Stated task: In the entries below, identify every line with the string "title" and copy it.

Dataset rows:
────────────────

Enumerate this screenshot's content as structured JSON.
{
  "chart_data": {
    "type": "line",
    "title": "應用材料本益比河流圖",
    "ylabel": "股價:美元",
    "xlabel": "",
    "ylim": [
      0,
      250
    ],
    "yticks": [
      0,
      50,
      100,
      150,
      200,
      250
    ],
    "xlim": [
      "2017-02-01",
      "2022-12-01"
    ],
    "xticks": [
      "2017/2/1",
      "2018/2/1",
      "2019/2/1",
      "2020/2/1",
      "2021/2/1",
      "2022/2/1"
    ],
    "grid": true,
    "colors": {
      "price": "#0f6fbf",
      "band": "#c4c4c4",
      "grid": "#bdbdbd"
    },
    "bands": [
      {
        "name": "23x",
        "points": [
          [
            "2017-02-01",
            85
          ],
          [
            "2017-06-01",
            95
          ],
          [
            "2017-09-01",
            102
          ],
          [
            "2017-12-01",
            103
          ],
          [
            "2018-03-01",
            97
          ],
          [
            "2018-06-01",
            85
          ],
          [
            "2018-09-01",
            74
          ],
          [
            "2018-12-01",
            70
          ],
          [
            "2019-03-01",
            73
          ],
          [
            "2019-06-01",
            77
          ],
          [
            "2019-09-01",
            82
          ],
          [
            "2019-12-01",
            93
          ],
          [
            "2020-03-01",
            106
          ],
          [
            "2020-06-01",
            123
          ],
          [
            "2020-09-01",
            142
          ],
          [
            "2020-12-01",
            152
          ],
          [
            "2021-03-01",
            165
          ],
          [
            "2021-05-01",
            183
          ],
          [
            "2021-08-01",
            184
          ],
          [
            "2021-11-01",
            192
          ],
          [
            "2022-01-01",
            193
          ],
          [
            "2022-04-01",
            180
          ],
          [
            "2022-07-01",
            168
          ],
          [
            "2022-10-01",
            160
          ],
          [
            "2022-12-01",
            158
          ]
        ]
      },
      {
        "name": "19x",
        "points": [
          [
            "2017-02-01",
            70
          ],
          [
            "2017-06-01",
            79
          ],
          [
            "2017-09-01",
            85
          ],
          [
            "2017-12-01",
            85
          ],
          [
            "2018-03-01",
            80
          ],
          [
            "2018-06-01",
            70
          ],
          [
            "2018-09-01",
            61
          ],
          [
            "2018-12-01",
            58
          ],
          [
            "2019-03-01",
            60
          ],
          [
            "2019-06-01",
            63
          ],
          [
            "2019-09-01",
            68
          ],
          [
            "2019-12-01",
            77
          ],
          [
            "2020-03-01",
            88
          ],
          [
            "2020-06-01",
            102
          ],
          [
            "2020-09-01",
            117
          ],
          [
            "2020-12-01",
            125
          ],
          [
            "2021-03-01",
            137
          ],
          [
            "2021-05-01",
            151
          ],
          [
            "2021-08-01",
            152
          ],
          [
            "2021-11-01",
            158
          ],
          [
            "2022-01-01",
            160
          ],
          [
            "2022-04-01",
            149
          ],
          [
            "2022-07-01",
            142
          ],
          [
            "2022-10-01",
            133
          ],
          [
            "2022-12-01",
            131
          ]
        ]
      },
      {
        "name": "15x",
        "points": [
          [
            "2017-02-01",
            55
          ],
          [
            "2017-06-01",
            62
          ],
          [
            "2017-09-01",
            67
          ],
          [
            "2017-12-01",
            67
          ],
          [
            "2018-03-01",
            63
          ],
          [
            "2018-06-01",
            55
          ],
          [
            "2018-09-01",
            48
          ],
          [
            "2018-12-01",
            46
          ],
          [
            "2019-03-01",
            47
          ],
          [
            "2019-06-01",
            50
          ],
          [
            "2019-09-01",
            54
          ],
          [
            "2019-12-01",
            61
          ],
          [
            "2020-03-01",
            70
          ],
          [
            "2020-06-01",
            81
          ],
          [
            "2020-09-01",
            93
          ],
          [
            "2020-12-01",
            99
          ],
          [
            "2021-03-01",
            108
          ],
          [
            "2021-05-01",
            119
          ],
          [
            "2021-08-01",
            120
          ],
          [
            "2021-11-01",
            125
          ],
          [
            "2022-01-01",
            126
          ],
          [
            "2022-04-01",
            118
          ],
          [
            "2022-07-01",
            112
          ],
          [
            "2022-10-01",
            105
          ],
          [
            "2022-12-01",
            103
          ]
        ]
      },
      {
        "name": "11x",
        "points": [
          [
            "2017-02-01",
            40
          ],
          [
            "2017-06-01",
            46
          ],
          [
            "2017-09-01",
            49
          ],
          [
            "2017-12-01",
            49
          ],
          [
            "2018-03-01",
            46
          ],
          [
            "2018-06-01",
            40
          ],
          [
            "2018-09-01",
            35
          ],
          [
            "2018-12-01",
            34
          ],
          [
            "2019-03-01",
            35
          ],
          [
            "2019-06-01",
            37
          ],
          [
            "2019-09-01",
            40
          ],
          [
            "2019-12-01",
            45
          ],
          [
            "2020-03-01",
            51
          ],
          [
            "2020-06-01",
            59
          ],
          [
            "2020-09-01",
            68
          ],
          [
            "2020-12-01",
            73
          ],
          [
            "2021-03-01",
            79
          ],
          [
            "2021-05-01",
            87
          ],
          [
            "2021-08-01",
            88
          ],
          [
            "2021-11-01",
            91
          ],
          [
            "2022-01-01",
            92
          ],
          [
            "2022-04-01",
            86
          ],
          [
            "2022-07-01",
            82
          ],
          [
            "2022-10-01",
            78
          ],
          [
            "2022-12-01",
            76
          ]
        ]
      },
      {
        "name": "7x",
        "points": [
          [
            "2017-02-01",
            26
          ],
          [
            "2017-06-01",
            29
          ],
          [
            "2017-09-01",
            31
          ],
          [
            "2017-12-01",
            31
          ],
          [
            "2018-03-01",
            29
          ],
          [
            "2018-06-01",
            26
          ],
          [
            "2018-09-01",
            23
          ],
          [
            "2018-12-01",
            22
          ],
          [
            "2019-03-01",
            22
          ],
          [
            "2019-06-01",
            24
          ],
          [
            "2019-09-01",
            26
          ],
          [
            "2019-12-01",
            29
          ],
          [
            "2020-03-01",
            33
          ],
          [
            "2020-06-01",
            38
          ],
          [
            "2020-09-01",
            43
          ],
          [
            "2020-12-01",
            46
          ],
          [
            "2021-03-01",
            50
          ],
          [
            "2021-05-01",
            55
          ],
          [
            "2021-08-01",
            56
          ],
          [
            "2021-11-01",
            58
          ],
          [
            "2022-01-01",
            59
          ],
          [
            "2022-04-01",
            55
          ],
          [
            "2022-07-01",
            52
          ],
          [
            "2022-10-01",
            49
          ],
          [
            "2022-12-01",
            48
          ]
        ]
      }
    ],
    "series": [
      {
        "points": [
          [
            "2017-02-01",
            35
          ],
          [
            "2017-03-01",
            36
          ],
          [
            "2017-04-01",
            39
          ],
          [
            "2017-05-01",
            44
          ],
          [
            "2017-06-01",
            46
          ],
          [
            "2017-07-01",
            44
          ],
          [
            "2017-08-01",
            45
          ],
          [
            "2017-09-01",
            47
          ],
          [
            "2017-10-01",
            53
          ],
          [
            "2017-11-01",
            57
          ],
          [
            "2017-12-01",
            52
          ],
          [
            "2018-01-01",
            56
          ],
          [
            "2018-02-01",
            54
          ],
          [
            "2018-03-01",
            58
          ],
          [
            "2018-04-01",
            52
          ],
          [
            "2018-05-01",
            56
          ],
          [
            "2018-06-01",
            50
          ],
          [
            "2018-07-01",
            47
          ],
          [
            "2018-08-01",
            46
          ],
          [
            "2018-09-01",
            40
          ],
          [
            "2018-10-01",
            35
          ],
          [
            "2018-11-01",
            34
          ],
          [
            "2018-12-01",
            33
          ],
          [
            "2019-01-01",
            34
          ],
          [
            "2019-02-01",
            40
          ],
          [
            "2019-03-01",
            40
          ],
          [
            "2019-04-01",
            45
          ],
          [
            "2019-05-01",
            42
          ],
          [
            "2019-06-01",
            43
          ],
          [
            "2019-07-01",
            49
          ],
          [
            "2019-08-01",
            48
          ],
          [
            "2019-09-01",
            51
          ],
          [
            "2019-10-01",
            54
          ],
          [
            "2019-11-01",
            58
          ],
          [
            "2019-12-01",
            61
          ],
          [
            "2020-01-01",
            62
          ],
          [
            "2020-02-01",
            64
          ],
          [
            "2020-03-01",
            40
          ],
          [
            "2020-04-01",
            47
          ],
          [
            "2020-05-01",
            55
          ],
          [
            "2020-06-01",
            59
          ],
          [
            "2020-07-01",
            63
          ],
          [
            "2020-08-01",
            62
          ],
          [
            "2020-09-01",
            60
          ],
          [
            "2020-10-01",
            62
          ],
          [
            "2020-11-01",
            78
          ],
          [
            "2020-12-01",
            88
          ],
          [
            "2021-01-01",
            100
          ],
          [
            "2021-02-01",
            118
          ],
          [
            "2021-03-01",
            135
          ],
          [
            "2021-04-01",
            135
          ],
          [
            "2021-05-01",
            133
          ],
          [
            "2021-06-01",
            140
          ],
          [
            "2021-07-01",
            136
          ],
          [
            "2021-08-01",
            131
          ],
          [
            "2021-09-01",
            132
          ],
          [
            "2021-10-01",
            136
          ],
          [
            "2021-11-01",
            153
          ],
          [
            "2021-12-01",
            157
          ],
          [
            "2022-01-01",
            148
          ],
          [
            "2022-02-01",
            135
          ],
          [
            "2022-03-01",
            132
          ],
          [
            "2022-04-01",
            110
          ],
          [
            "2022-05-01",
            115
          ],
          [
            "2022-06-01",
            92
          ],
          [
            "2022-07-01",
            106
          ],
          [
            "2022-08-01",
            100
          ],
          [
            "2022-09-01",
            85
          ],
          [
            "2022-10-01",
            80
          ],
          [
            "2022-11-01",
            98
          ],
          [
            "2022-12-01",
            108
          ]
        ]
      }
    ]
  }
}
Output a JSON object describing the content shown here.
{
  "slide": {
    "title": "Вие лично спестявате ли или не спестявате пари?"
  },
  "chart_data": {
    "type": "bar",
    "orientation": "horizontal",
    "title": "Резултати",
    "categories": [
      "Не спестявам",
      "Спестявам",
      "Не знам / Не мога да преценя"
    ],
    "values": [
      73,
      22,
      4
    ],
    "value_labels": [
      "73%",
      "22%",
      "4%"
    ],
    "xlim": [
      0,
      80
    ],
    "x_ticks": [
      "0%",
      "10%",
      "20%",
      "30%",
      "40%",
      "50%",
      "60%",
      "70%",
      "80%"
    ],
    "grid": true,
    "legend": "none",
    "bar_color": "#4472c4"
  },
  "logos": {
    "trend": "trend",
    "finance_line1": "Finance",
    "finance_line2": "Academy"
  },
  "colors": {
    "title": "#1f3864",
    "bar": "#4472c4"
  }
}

────────────────

Written answer:
    "title": "應用材料本益比河流圖",
    "title": "Вие лично спестявате ли или не спестявате пари?"
    "title": "Резултати",
    "title": "#1f3864",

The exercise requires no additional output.